__WHAT IS ASKED__
From the records below, copy every line that contains the word "label".
+===+
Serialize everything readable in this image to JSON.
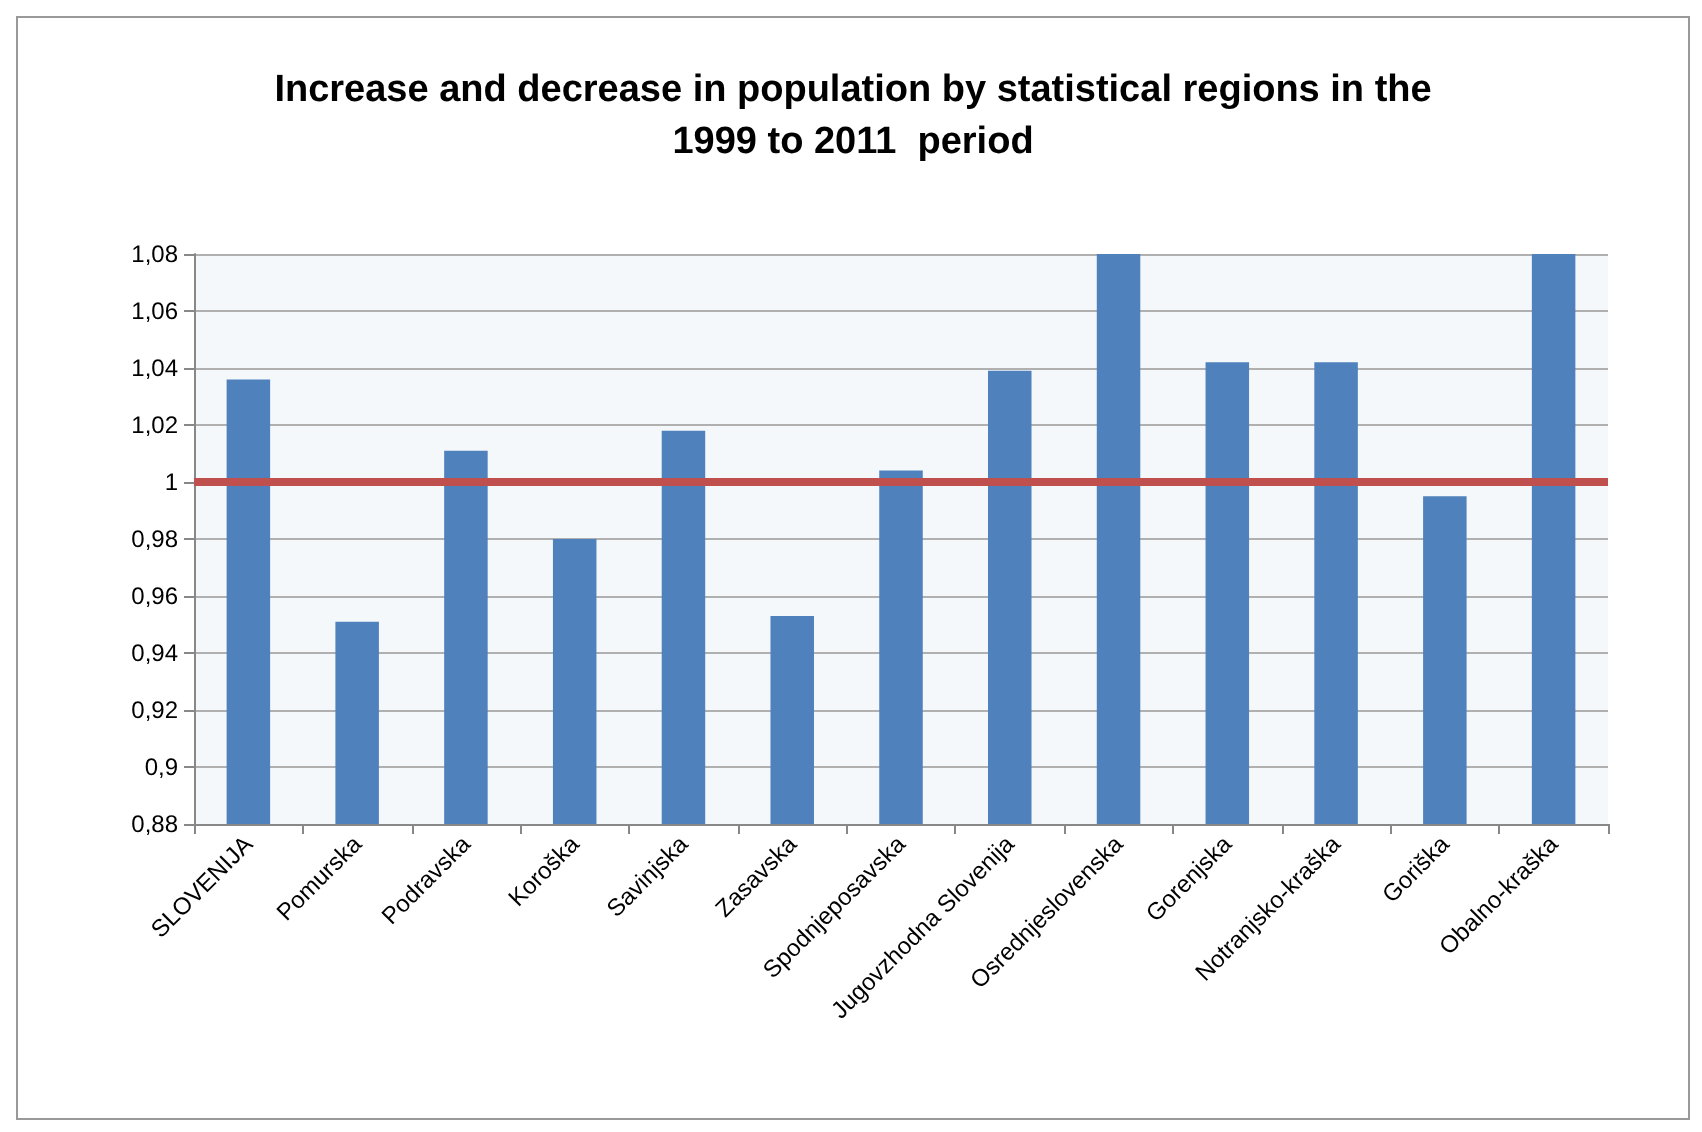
{
  "chart_data": {
    "type": "bar",
    "title": "Increase and decrease in population by statistical regions in the\n1999 to 2011  period",
    "categories": [
      "SLOVENIJA",
      "Pomurska",
      "Podravska",
      "Koroška",
      "Savinjska",
      "Zasavska",
      "Spodnjeposavska",
      "Jugovzhodna Slovenija",
      "Osrednjeslovenska",
      "Gorenjska",
      "Notranjsko-kraška",
      "Goriška",
      "Obalno-kraška"
    ],
    "values": [
      1.036,
      0.951,
      1.011,
      0.98,
      1.018,
      0.953,
      1.004,
      1.039,
      1.08,
      1.042,
      1.042,
      0.995,
      1.08
    ],
    "color": "#4f81bd",
    "ylim": [
      0.88,
      1.08
    ],
    "yticks": [
      {
        "value": 0.88,
        "label": "0,88"
      },
      {
        "value": 0.9,
        "label": "0,9"
      },
      {
        "value": 0.92,
        "label": "0,92"
      },
      {
        "value": 0.94,
        "label": "0,94"
      },
      {
        "value": 0.96,
        "label": "0,96"
      },
      {
        "value": 0.98,
        "label": "0,98"
      },
      {
        "value": 1,
        "label": "1"
      },
      {
        "value": 1.02,
        "label": "1,02"
      },
      {
        "value": 1.04,
        "label": "1,04"
      },
      {
        "value": 1.06,
        "label": "1,06"
      },
      {
        "value": 1.08,
        "label": "1,08"
      }
    ],
    "ref_lines": [
      {
        "axis": "y",
        "value": 1,
        "color": "#c0504d"
      }
    ],
    "grid": "y"
  }
}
+===+
__TASK RESPONSE__
        "label": "0,88"
        "label": "0,9"
        "label": "0,92"
        "label": "0,94"
        "label": "0,96"
        "label": "0,98"
        "label": "1"
        "label": "1,02"
        "label": "1,04"
        "label": "1,06"
        "label": "1,08"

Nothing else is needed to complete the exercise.